** ACTIONS TO TAKE **
- 1) Please copy from the forum discussion, word for word, the part that opens with the words containing "Maybe you could have" and closes with "follow the rules?".
- 2) Answer these questions from the forum discussion:
(a) Which two plywood thicknesses are named for the projects on the sd card?
(b) What Amazon return policy is cited as the reason it is a no go?
(c) What area does the person offering to be a "makerspace ambassador" give?

** ARTICLE **
-=-=-

An 80% assembled kit could lower the barriers of entry for a larger group of people. For the low rider 3 this could be a kit that includes a fully assembled core and the left and right gantry controllers, along with all the wiring to the control board that is installed in a case with a display. So you would have a complete wired assembly that you would attach to a gantry that you would assemble yourself. The sd card included with the kit would contain gcode for several projects that utilize standard materials such as 1/4in or 1/2in plywood. A pdf manual would suffice for documentation.
Agreed, I do think we sit in a fairly good position, like you said though The electronics side could be a bit easier. At least I see ways to make a bit easier.
I think I am going to order some and run them side by side with the SKR, or offer the TFT as an option. I am nervous about it as well, but I have two friends that have never owned a computer…seriously never. They both are finally pretty proficient with cell phones so I think the bases are covered. Oddly enough, they are both contractors. One just asked me today what is need to help him learn CAD!!
The fees are really really high. I could try but the prices would be higher. I am also worried it would encourage others to try and do that and I have been fighting with Ebay since the beginning. Yeah and Amazon is a no go 90 day no questions asked return policy, nope!
Shipping wise I get a bit better rates than paypal right now with shopify.
I am so 100% for this, but there are none anywhere near me. Tracy, CA. If anyone knows something, I don’t let me know. I would love to do some builds nights or something! DUDE, run some lessons, it would be super fun.
Cutting metal right now, I am ready to show people to go faster.
Oh, man, I love that idea. Feature a few more videos. We used to do that, I am in for this. You know what, I didn’t want to hurt anyone’s feelings, years back, so I just started adding every video. I think we are all adults and can not be bummed if I do not feature your video. Love love this.
A makerspace build night would teach me sooooo much.
I am fairly confident that would nearly double the price, and surely double the shipping. It could be done though.
Gcode for a crown carving or something maybe. Internationally wood thicknesses and bit sizes are different so nothing very fancy other than maybe a vbit carve.
Learning a lot I really appreciate all the comments so far.
I’d be happy to be a “makerspace ambassador” for my area (south central Wisconsin, USA), but I don’t know how you’d get the word out that the “service” was available.
If you talk to the people running it I bet they would know the best way. I think classes and stuff like that are a big part of that business model.
Maybe you could have an ongoing vote thread. Link a video in each post, lock it down to keep it clean so only you can add posts. Explain in the first post that whenever a video reaches some arbitrary number of likes (100 or whatever), it goes on the Playlist. Good way for creators to get some views, crowdsources the ranking, not being included right away doesn’t mean not being included ever, opportunity for creators to see the differences between their videos and popular videos, bunch of wins if I’m not missing something.
Maybe you’d need a submission thread as well if you didn’t want to take submissions via email or pm. Or maybe you could leave the vote thread open, we submit the video with no comments (the video should ideally be self-supporting for new users) and rely on higher-level forum members to clean up posts that don’t follow the rules?

-=-=-

** SOURCE EXCERPT **
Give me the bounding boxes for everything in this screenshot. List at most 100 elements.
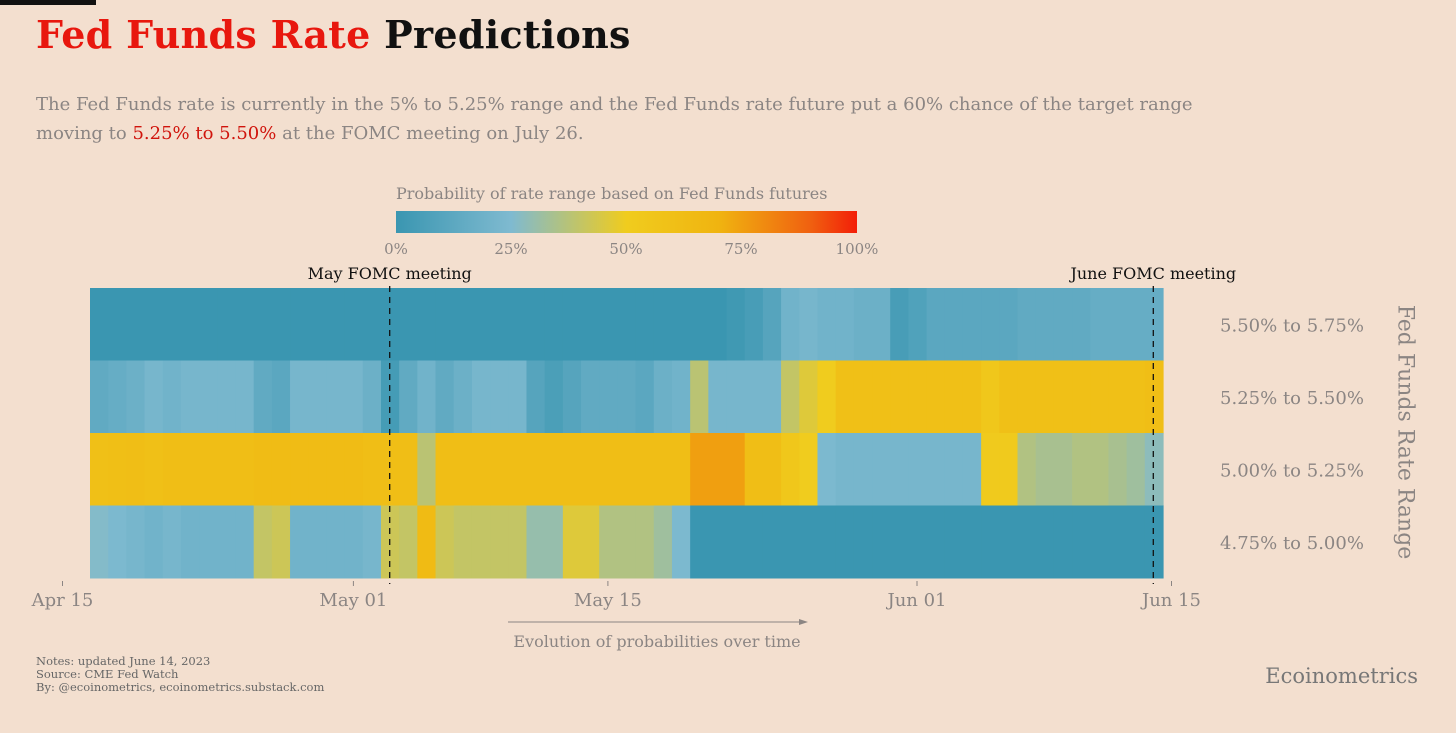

-=-=-

** REPLIES **
- 1)
Maybe you could have an ongoing vote thread. Link a video in each post, lock it down to keep it clean so only you can add posts. Explain in the first post that whenever a video reaches some arbitrary number of likes (100 or whatever), it goes on the Playlist. Good way for creators to get some views, crowdsources the ranking, not being included right away doesn’t mean not being included ever, opportunity for creators to see the differences between their videos and popular videos, bunch of wins if I’m not missing something.
Maybe you’d need a submission thread as well if you didn’t want to take submissions via email or pm. Or maybe you could leave the vote thread open, we submit the video with no comments (the video should ideally be self-supporting for new users) and rely on higher-level forum members to clean up posts that don’t follow the rules?

- 2)
(a) 1/4in and 1/2in
(b) A 90 day no questions asked return policy
(c) South central Wisconsin, USA